### Task to complete
Copy all of the records below verbatim.

### Records for the exercise
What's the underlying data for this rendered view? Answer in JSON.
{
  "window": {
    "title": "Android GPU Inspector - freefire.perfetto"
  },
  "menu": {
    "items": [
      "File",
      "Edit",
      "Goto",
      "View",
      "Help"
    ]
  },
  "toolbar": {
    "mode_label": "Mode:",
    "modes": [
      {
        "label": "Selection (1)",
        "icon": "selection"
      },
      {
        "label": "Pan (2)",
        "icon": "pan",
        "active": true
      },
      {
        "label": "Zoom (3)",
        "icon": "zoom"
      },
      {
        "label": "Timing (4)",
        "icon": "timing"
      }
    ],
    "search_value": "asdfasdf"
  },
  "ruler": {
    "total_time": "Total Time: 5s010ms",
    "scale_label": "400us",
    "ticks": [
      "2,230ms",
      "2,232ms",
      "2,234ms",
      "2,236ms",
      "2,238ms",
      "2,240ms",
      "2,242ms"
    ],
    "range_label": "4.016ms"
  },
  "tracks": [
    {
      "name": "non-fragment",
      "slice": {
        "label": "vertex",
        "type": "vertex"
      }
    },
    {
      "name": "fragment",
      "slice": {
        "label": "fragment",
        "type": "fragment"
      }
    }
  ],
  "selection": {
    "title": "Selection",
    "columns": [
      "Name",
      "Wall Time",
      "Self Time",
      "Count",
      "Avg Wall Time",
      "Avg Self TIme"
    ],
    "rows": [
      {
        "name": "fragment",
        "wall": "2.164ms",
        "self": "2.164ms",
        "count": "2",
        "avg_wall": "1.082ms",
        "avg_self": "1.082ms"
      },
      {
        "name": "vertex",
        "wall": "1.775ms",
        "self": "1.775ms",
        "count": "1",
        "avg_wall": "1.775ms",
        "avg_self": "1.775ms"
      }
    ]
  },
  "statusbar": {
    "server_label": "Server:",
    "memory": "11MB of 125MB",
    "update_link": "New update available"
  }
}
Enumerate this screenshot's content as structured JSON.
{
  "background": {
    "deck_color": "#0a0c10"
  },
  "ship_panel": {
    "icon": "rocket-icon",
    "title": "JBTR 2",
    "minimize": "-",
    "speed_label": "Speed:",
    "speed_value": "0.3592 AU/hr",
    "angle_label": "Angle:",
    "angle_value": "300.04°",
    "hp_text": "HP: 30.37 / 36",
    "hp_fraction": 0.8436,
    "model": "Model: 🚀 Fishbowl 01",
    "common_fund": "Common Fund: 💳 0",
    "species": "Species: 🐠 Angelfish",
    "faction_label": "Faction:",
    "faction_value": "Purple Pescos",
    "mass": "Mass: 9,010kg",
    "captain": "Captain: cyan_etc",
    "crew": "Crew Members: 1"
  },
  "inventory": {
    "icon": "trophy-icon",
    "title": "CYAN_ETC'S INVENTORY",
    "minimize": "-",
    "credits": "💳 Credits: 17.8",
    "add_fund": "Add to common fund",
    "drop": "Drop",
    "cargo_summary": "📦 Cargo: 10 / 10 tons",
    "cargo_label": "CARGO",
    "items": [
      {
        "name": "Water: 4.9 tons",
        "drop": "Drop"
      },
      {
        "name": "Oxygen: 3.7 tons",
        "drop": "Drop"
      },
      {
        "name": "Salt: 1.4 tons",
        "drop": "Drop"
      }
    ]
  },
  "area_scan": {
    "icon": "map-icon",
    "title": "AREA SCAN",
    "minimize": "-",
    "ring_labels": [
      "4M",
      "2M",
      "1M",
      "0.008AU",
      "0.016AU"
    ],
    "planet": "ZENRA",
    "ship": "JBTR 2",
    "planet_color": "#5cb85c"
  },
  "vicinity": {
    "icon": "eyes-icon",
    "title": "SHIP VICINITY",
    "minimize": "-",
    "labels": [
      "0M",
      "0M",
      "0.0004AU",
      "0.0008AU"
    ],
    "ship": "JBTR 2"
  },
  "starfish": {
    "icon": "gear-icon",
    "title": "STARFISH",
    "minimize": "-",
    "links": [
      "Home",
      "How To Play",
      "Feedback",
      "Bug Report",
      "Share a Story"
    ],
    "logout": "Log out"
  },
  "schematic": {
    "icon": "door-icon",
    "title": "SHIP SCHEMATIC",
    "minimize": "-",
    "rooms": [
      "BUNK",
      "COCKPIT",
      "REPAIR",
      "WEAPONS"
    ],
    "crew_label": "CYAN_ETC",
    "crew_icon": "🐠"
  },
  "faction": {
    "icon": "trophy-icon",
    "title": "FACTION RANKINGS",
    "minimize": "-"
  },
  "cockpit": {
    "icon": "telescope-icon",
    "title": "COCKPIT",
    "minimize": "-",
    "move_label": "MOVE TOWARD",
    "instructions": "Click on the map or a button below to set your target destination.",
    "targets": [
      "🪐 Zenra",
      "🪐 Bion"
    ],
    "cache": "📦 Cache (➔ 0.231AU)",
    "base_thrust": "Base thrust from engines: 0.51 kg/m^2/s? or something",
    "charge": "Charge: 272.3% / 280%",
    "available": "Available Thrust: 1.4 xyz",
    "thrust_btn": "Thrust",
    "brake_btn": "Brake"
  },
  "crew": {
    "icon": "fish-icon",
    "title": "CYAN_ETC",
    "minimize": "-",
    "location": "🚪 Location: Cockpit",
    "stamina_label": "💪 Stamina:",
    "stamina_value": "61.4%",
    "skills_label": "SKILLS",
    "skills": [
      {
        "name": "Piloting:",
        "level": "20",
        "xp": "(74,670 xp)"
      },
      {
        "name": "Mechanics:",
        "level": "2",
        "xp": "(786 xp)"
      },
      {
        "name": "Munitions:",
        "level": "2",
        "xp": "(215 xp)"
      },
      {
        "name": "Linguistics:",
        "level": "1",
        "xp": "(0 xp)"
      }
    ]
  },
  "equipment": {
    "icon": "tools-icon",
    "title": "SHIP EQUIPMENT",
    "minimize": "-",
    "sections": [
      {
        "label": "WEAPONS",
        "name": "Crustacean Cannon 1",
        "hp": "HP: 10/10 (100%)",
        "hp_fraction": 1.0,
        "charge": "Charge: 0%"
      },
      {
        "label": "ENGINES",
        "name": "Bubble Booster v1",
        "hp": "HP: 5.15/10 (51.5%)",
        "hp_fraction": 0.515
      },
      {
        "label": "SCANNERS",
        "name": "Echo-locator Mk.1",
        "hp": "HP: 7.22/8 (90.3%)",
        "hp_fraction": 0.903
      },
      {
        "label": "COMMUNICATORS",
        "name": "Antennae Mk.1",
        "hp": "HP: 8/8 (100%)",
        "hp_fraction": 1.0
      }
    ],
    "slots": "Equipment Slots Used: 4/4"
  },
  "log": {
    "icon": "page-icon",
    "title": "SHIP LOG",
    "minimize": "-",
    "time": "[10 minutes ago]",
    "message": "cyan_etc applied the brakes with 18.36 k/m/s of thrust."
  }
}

### Problem solution
What's the underlying data for this rendered view? Answer in JSON.
{
  "window": {
    "title": "Android GPU Inspector - freefire.perfetto"
  },
  "menu": {
    "items": [
      "File",
      "Edit",
      "Goto",
      "View",
      "Help"
    ]
  },
  "toolbar": {
    "mode_label": "Mode:",
    "modes": [
      {
        "label": "Selection (1)",
        "icon": "selection"
      },
      {
        "label": "Pan (2)",
        "icon": "pan",
        "active": true
      },
      {
        "label": "Zoom (3)",
        "icon": "zoom"
      },
      {
        "label": "Timing (4)",
        "icon": "timing"
      }
    ],
    "search_value": "asdfasdf"
  },
  "ruler": {
    "total_time": "Total Time: 5s010ms",
    "scale_label": "400us",
    "ticks": [
      "2,230ms",
      "2,232ms",
      "2,234ms",
      "2,236ms",
      "2,238ms",
      "2,240ms",
      "2,242ms"
    ],
    "range_label": "4.016ms"
  },
  "tracks": [
    {
      "name": "non-fragment",
      "slice": {
        "label": "vertex",
        "type": "vertex"
      }
    },
    {
      "name": "fragment",
      "slice": {
        "label": "fragment",
        "type": "fragment"
      }
    }
  ],
  "selection": {
    "title": "Selection",
    "columns": [
      "Name",
      "Wall Time",
      "Self Time",
      "Count",
      "Avg Wall Time",
      "Avg Self TIme"
    ],
    "rows": [
      {
        "name": "fragment",
        "wall": "2.164ms",
        "self": "2.164ms",
        "count": "2",
        "avg_wall": "1.082ms",
        "avg_self": "1.082ms"
      },
      {
        "name": "vertex",
        "wall": "1.775ms",
        "self": "1.775ms",
        "count": "1",
        "avg_wall": "1.775ms",
        "avg_self": "1.775ms"
      }
    ]
  },
  "statusbar": {
    "server_label": "Server:",
    "memory": "11MB of 125MB",
    "update_link": "New update available"
  }
}
Enumerate this screenshot's content as structured JSON.
{
  "background": {
    "deck_color": "#0a0c10"
  },
  "ship_panel": {
    "icon": "rocket-icon",
    "title": "JBTR 2",
    "minimize": "-",
    "speed_label": "Speed:",
    "speed_value": "0.3592 AU/hr",
    "angle_label": "Angle:",
    "angle_value": "300.04°",
    "hp_text": "HP: 30.37 / 36",
    "hp_fraction": 0.8436,
    "model": "Model: 🚀 Fishbowl 01",
    "common_fund": "Common Fund: 💳 0",
    "species": "Species: 🐠 Angelfish",
    "faction_label": "Faction:",
    "faction_value": "Purple Pescos",
    "mass": "Mass: 9,010kg",
    "captain": "Captain: cyan_etc",
    "crew": "Crew Members: 1"
  },
  "inventory": {
    "icon": "trophy-icon",
    "title": "CYAN_ETC'S INVENTORY",
    "minimize": "-",
    "credits": "💳 Credits: 17.8",
    "add_fund": "Add to common fund",
    "drop": "Drop",
    "cargo_summary": "📦 Cargo: 10 / 10 tons",
    "cargo_label": "CARGO",
    "items": [
      {
        "name": "Water: 4.9 tons",
        "drop": "Drop"
      },
      {
        "name": "Oxygen: 3.7 tons",
        "drop": "Drop"
      },
      {
        "name": "Salt: 1.4 tons",
        "drop": "Drop"
      }
    ]
  },
  "area_scan": {
    "icon": "map-icon",
    "title": "AREA SCAN",
    "minimize": "-",
    "ring_labels": [
      "4M",
      "2M",
      "1M",
      "0.008AU",
      "0.016AU"
    ],
    "planet": "ZENRA",
    "ship": "JBTR 2",
    "planet_color": "#5cb85c"
  },
  "vicinity": {
    "icon": "eyes-icon",
    "title": "SHIP VICINITY",
    "minimize": "-",
    "labels": [
      "0M",
      "0M",
      "0.0004AU",
      "0.0008AU"
    ],
    "ship": "JBTR 2"
  },
  "starfish": {
    "icon": "gear-icon",
    "title": "STARFISH",
    "minimize": "-",
    "links": [
      "Home",
      "How To Play",
      "Feedback",
      "Bug Report",
      "Share a Story"
    ],
    "logout": "Log out"
  },
  "schematic": {
    "icon": "door-icon",
    "title": "SHIP SCHEMATIC",
    "minimize": "-",
    "rooms": [
      "BUNK",
      "COCKPIT",
      "REPAIR",
      "WEAPONS"
    ],
    "crew_label": "CYAN_ETC",
    "crew_icon": "🐠"
  },
  "faction": {
    "icon": "trophy-icon",
    "title": "FACTION RANKINGS",
    "minimize": "-"
  },
  "cockpit": {
    "icon": "telescope-icon",
    "title": "COCKPIT",
    "minimize": "-",
    "move_label": "MOVE TOWARD",
    "instructions": "Click on the map or a button below to set your target destination.",
    "targets": [
      "🪐 Zenra",
      "🪐 Bion"
    ],
    "cache": "📦 Cache (➔ 0.231AU)",
    "base_thrust": "Base thrust from engines: 0.51 kg/m^2/s? or something",
    "charge": "Charge: 272.3% / 280%",
    "available": "Available Thrust: 1.4 xyz",
    "thrust_btn": "Thrust",
    "brake_btn": "Brake"
  },
  "crew": {
    "icon": "fish-icon",
    "title": "CYAN_ETC",
    "minimize": "-",
    "location": "🚪 Location: Cockpit",
    "stamina_label": "💪 Stamina:",
    "stamina_value": "61.4%",
    "skills_label": "SKILLS",
    "skills": [
      {
        "name": "Piloting:",
        "level": "20",
        "xp": "(74,670 xp)"
      },
      {
        "name": "Mechanics:",
        "level": "2",
        "xp": "(786 xp)"
      },
      {
        "name": "Munitions:",
        "level": "2",
        "xp": "(215 xp)"
      },
      {
        "name": "Linguistics:",
        "level": "1",
        "xp": "(0 xp)"
      }
    ]
  },
  "equipment": {
    "icon": "tools-icon",
    "title": "SHIP EQUIPMENT",
    "minimize": "-",
    "sections": [
      {
        "label": "WEAPONS",
        "name": "Crustacean Cannon 1",
        "hp": "HP: 10/10 (100%)",
        "hp_fraction": 1.0,
        "charge": "Charge: 0%"
      },
      {
        "label": "ENGINES",
        "name": "Bubble Booster v1",
        "hp": "HP: 5.15/10 (51.5%)",
        "hp_fraction": 0.515
      },
      {
        "label": "SCANNERS",
        "name": "Echo-locator Mk.1",
        "hp": "HP: 7.22/8 (90.3%)",
        "hp_fraction": 0.903
      },
      {
        "label": "COMMUNICATORS",
        "name": "Antennae Mk.1",
        "hp": "HP: 8/8 (100%)",
        "hp_fraction": 1.0
      }
    ],
    "slots": "Equipment Slots Used: 4/4"
  },
  "log": {
    "icon": "page-icon",
    "title": "SHIP LOG",
    "minimize": "-",
    "time": "[10 minutes ago]",
    "message": "cyan_etc applied the brakes with 18.36 k/m/s of thrust."
  }
}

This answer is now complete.